Copy all lines below containing "this".
--- Start of ITEMS ---
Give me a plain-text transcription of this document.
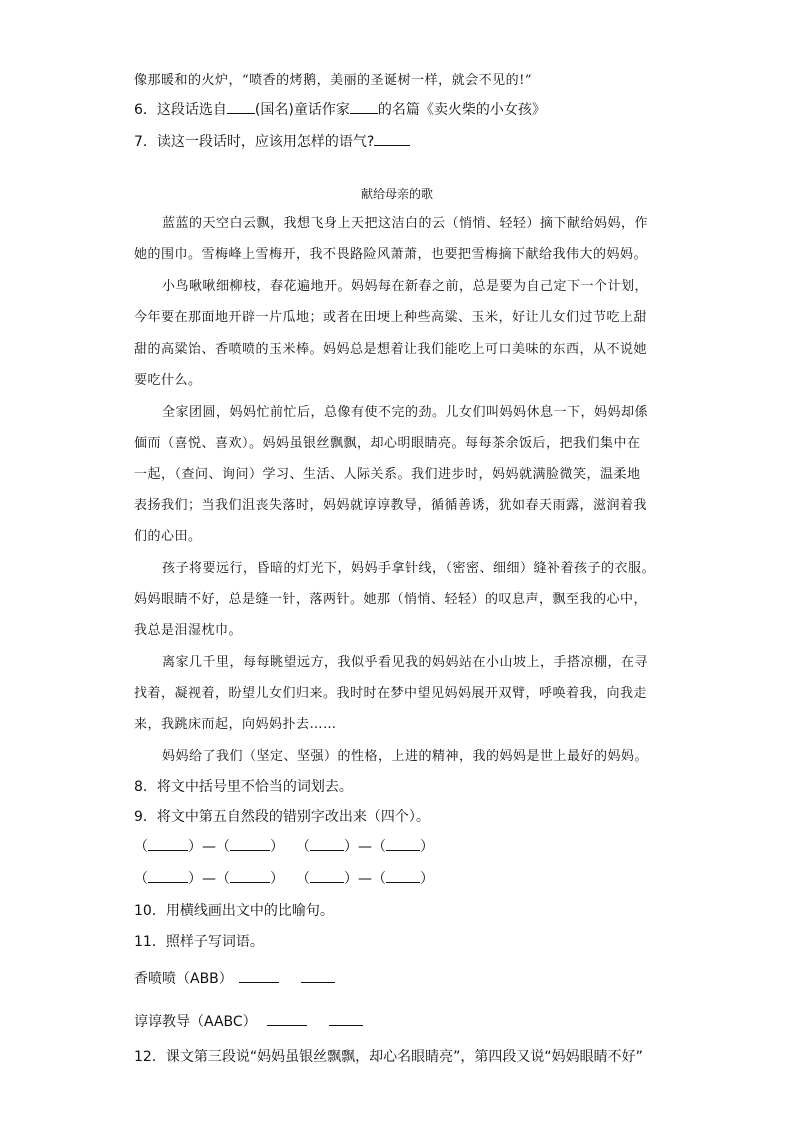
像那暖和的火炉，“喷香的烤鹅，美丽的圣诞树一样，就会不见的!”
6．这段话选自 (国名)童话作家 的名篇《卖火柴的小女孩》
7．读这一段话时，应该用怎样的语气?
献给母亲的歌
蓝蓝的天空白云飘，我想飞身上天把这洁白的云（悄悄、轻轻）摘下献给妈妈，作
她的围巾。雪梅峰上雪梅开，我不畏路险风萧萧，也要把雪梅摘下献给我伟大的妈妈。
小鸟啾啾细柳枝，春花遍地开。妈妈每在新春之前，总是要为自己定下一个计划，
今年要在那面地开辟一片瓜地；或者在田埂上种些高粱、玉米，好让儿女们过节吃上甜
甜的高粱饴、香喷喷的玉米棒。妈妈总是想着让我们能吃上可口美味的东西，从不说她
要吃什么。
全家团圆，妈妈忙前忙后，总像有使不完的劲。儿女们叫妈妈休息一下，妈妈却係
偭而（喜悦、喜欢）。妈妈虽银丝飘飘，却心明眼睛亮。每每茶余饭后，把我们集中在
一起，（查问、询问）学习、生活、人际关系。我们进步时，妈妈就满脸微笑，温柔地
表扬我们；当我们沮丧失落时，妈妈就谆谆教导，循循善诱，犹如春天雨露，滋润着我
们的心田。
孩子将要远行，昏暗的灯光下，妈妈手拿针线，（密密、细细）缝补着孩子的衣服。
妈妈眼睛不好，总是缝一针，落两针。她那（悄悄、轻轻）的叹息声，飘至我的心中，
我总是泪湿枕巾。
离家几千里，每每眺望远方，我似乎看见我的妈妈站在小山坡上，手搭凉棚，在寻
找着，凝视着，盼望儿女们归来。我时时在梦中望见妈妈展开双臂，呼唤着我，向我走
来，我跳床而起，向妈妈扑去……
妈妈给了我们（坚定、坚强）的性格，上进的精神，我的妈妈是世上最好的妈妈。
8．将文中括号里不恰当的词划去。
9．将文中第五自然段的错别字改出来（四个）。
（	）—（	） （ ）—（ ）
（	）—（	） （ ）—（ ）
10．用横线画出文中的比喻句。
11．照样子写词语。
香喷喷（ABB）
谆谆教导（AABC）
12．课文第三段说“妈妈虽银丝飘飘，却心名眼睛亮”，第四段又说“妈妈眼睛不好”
--- End of ITEMS ---
--- Start of ITEMS ---
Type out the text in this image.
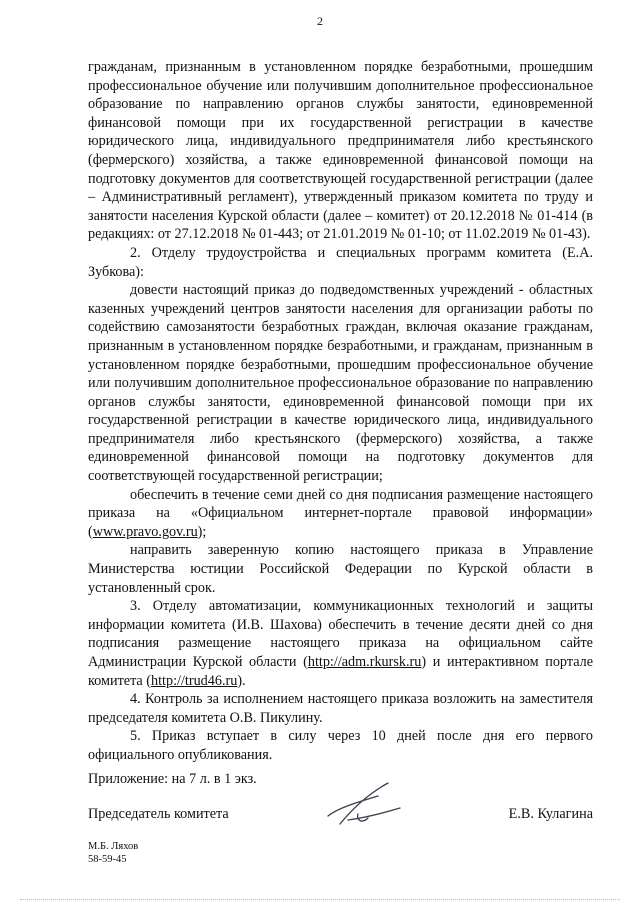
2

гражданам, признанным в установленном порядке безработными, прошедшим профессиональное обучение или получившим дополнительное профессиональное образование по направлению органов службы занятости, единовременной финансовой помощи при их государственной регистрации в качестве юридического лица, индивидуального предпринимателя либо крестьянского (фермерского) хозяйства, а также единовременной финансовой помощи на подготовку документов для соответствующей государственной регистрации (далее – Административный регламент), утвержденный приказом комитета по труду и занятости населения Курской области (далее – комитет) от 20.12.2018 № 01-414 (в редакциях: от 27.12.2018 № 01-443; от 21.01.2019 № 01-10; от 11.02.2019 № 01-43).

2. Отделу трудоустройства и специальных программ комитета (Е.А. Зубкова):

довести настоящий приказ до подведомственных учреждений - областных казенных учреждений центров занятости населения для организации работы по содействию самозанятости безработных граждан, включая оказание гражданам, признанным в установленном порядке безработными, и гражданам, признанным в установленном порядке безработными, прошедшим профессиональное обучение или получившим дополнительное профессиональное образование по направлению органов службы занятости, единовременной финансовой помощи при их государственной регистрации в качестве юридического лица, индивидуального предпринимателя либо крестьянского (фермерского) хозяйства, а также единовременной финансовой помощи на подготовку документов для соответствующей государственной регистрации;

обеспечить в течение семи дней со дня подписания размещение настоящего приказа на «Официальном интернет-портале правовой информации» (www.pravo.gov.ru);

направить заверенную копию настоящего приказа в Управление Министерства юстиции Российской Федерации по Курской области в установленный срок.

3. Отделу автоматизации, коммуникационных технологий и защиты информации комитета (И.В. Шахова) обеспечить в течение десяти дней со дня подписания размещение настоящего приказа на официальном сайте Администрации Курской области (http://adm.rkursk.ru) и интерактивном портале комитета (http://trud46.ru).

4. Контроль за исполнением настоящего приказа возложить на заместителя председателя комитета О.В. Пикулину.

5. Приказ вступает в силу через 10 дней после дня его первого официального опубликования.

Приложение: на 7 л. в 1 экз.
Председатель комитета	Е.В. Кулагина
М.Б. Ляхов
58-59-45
--- End of ITEMS ---
--- Start of ITEMS ---
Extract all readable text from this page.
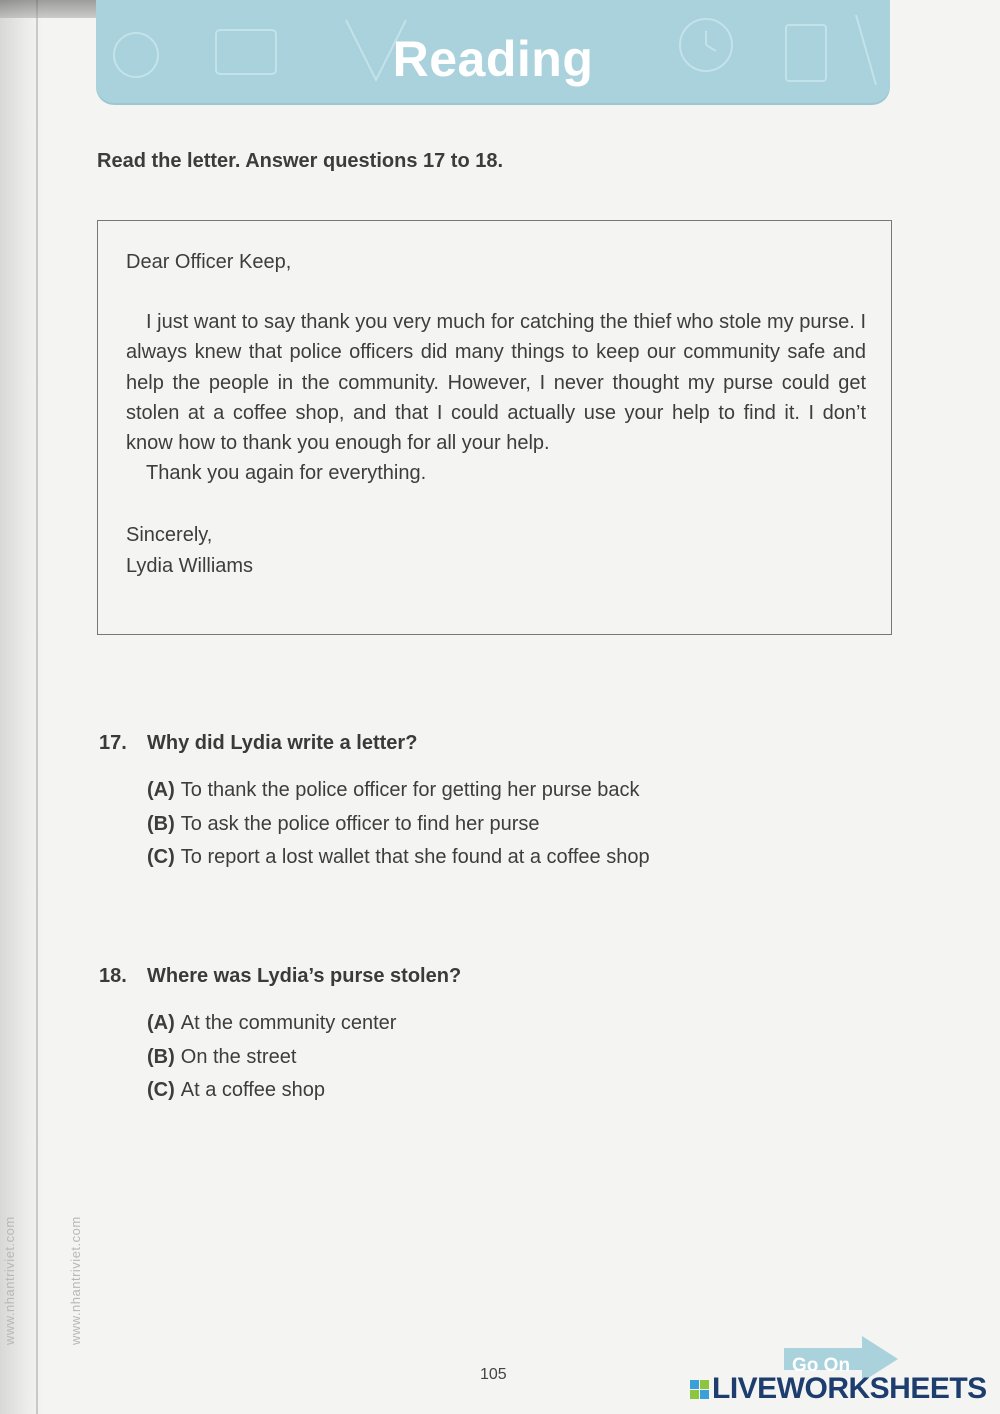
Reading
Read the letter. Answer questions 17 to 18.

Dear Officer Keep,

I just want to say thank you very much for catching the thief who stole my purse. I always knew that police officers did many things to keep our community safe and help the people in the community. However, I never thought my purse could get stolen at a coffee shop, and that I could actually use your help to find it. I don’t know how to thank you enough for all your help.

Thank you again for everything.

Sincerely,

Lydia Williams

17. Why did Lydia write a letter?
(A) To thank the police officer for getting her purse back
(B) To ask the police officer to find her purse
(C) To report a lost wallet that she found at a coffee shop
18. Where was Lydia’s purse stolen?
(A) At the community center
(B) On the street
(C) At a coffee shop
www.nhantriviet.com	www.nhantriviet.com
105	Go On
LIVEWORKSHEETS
--- End of ITEMS ---
*CORRECT ANSWER:*
Give me a plain-text transcription of this document.
Type out the text in this image.
Extract all readable text from this page.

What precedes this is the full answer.